---------- Records for this task ----------

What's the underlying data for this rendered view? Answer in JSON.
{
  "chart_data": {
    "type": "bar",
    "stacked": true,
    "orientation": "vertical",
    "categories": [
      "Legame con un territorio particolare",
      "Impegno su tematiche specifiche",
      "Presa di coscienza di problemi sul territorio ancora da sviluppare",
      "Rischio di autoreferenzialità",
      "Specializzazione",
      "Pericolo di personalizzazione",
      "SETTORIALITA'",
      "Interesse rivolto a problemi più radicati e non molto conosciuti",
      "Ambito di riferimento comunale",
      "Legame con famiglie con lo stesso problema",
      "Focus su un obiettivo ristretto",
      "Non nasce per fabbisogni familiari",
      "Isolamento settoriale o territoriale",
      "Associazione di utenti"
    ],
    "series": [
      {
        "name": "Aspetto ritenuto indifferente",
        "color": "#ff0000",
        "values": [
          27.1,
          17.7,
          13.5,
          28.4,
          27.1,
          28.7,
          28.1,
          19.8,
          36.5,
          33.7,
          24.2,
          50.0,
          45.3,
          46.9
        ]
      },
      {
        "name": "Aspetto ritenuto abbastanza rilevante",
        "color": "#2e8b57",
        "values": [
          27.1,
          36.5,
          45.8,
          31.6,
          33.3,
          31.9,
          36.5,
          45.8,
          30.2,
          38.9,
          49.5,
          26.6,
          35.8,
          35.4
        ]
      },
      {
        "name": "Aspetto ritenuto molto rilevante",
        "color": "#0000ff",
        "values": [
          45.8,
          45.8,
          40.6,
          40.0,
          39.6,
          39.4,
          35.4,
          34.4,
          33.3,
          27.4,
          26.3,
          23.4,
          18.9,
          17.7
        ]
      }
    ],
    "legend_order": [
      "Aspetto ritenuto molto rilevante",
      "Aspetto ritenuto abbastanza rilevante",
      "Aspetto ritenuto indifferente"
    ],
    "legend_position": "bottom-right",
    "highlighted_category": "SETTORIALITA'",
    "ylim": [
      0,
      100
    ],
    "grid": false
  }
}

----------

▸ **Direction**
Pick out the lines containing the string "abbastanza" and show them.

▸ **The result**
        "name": "Aspetto ritenuto abbastanza rilevante",
      "Aspetto ritenuto abbastanza rilevante",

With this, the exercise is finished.